┌─ EXCERPT PROVIDED

0

trying to find match the regular expression for the data between XML Tag (5 digits )

The input is a String

<StudentID>12345</StudentID>

Or it can be

<ID>12345</ID>

The input can be

<Somedata>SSS<Somedata><StudentID>12345</StudentID><Name>MMM</Name>

Or the String can be

<Somedata>SSS<Somedata><ID>12345</ID><Name>MMM</Name>

I have written as (<ID>)\\d{5} and (<StudentID>)\\d{5}

any better way of doing this ?

Pavan
  • 77
  • 1
  • 9
  • Try something like `<(Student)?ID>(\\d{1,5})` This way the 2nd matc wil be the student ID... – Usagi Miyamoto Feb 19 '21 at 10:29
  • basically the question is how to match the XML Tag if it has got ID in it – Pavan Feb 19 '21 at 10:42
  • 1
    The real answer is that you should not use Regex for parsing XML, unless you have some one-off script for a quick hack. https://stackoverflow.com/questions/701166/can-you-provide-some-examples-of-why-it-is-hard-to-parse-xml-and-html-with-a-reg – Christoffer Hammarström Feb 19 '21 at 11:40

2 Answers2

4

As I understand, you are searching for the letters ID, followed by the character >, followed by precisely five digits and finally followed by the characters </.

You can achieve this with the following regular expression:

ID>\d{5}</

where ID> is a literal string and \d means a single digit and {5} means the preceding expression five times. Since the preceding expression is \d, then \d{5} means five digits. Finally </ is also a literal string.

Since you want to extract only the digits, you should group them by enclosing \d{5} in brackets. Hence the regular expression you require is:

ID>(\d{5})</

Here is the java code. Note that since the character \ is the "escape" character you need to write it twice in the regular expression.

└─
┌─ DATA LISTING

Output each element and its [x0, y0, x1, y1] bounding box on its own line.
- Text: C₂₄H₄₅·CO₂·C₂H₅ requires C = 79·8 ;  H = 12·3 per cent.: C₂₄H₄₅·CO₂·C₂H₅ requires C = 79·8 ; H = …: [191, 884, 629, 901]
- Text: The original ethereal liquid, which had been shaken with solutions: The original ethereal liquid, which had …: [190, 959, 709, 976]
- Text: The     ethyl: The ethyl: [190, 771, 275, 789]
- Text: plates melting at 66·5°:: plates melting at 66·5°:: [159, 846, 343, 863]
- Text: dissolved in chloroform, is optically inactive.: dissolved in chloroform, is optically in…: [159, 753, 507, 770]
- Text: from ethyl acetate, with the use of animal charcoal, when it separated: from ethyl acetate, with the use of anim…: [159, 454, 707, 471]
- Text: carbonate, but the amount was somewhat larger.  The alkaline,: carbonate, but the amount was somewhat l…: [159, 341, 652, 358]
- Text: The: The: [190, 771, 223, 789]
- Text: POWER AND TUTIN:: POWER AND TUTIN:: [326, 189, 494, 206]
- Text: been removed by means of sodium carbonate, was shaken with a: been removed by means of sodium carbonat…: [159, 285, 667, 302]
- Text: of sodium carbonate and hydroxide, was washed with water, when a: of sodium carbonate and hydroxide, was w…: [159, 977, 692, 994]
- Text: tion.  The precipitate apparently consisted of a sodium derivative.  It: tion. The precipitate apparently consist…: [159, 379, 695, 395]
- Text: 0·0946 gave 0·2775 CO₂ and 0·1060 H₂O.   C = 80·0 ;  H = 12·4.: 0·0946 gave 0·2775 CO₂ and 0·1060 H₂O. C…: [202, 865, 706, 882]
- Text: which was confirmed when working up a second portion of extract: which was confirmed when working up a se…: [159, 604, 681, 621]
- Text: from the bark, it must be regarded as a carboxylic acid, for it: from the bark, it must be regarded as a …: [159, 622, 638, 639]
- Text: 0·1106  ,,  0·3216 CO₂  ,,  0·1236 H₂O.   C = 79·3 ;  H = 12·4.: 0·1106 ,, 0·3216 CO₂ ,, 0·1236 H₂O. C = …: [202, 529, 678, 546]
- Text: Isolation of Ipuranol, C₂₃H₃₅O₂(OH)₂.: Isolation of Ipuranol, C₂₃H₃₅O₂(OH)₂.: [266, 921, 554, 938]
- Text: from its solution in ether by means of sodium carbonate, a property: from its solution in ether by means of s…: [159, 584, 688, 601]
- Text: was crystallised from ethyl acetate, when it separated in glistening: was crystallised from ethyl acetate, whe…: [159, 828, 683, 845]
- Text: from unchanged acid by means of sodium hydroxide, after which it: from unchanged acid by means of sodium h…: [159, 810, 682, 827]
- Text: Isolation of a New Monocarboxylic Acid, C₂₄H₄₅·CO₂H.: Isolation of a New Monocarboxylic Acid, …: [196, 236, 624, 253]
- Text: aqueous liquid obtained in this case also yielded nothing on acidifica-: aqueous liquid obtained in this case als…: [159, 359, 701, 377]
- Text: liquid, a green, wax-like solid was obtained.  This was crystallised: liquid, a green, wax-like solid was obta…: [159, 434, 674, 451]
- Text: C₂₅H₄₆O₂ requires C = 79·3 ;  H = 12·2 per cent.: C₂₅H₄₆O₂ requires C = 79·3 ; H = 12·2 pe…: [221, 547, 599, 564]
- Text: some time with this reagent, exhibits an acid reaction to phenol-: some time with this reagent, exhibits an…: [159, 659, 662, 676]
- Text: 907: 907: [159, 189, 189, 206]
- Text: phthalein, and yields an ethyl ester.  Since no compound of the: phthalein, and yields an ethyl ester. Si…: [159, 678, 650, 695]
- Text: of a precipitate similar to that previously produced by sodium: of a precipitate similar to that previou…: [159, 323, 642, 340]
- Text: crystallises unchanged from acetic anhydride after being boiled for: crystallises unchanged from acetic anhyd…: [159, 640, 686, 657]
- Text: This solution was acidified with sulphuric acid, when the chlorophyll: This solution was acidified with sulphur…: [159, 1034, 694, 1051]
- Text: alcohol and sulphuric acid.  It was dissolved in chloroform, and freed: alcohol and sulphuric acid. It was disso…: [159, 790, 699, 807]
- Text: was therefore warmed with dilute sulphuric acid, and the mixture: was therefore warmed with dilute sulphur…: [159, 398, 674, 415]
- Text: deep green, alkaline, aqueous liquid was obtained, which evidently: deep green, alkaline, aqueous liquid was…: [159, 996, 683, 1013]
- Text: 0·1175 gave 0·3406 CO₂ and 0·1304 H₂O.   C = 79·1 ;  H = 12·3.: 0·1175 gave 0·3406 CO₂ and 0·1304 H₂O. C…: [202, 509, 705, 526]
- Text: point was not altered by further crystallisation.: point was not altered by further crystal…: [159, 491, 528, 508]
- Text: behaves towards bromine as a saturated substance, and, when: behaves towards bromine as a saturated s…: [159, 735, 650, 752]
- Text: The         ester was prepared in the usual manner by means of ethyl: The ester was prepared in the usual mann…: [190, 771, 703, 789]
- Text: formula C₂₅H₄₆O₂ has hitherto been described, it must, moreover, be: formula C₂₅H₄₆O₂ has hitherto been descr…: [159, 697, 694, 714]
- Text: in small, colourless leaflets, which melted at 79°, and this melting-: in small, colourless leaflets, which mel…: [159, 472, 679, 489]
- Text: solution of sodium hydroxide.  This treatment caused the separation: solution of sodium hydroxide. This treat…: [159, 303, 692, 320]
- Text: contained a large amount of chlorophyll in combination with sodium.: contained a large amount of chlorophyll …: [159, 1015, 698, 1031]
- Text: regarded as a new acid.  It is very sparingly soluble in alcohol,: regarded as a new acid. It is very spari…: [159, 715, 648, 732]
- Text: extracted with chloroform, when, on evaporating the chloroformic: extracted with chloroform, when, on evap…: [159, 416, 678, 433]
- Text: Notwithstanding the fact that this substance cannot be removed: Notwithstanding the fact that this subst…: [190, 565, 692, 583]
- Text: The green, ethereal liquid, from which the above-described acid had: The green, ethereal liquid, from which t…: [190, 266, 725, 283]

└─

In the forum thread about matching the digits between XML tags, what regular expression does the answer give for extracting only the five digits?

● WRITTEN REPLY: ID>(\d{5})</